▶ _Task to carry out_
Show all lines holding the string "Display".
:: Provided data ::
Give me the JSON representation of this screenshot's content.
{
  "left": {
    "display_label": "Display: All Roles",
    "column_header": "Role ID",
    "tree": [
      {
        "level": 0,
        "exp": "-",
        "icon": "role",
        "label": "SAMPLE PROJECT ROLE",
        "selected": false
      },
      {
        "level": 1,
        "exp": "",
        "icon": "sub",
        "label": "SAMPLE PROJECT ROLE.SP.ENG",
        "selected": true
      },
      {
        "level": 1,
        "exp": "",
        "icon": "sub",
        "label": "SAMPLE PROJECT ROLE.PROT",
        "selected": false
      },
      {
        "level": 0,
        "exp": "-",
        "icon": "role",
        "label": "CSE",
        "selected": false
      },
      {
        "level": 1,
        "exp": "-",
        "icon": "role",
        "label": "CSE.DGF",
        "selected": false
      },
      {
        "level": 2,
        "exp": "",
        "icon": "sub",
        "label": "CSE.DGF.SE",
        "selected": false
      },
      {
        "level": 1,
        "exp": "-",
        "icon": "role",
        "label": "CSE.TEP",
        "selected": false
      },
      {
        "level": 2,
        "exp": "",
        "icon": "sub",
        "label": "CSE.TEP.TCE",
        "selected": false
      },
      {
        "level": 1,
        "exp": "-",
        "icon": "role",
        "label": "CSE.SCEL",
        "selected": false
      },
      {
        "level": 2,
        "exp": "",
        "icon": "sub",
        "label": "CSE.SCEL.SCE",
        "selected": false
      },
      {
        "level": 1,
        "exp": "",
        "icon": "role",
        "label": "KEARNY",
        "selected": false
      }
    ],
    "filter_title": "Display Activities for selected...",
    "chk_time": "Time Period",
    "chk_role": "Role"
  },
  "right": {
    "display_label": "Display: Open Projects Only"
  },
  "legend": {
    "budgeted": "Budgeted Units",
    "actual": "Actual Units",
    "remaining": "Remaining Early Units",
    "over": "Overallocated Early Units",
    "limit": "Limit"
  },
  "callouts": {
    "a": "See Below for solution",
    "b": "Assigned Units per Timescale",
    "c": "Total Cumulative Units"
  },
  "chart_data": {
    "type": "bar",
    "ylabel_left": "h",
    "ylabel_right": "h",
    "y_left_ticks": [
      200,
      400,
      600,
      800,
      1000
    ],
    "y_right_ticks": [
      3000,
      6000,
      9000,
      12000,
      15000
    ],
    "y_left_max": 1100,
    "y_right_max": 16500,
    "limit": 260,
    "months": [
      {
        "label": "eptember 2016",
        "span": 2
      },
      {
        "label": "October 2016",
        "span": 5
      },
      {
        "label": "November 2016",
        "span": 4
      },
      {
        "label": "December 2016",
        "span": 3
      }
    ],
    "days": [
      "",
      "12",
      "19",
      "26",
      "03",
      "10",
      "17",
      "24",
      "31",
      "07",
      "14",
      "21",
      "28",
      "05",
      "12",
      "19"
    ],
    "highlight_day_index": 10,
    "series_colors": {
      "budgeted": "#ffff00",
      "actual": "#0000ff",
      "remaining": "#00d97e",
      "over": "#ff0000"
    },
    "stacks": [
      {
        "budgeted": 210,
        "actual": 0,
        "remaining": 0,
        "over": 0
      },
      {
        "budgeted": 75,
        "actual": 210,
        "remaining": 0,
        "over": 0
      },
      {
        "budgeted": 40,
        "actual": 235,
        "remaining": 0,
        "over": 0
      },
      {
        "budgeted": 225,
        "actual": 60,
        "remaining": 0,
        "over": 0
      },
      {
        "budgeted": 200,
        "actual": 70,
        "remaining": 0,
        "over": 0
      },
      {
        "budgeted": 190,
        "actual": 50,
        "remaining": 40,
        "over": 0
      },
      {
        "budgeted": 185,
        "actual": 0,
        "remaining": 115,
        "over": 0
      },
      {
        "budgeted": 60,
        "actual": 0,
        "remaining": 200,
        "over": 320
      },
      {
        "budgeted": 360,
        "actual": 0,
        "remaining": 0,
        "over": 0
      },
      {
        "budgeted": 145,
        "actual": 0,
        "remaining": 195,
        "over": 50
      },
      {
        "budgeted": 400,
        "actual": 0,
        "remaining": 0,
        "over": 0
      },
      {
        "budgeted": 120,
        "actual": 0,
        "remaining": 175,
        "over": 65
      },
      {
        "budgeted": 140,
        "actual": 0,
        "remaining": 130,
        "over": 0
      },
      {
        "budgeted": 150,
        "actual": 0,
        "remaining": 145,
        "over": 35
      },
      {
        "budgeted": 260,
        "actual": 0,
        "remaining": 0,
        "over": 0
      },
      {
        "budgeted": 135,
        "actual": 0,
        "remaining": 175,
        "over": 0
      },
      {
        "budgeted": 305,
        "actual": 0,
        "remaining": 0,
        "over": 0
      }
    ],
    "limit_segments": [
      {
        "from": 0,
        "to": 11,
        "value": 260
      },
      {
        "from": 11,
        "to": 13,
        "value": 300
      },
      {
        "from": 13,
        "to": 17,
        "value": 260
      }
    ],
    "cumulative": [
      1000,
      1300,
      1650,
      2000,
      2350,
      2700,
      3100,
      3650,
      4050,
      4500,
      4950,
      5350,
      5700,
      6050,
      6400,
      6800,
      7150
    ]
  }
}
:::
▶ _Answer for the task_
    "display_label": "Display: All Roles",
    "filter_title": "Display Activities for selected...",
    "display_label": "Display: Open Projects Only"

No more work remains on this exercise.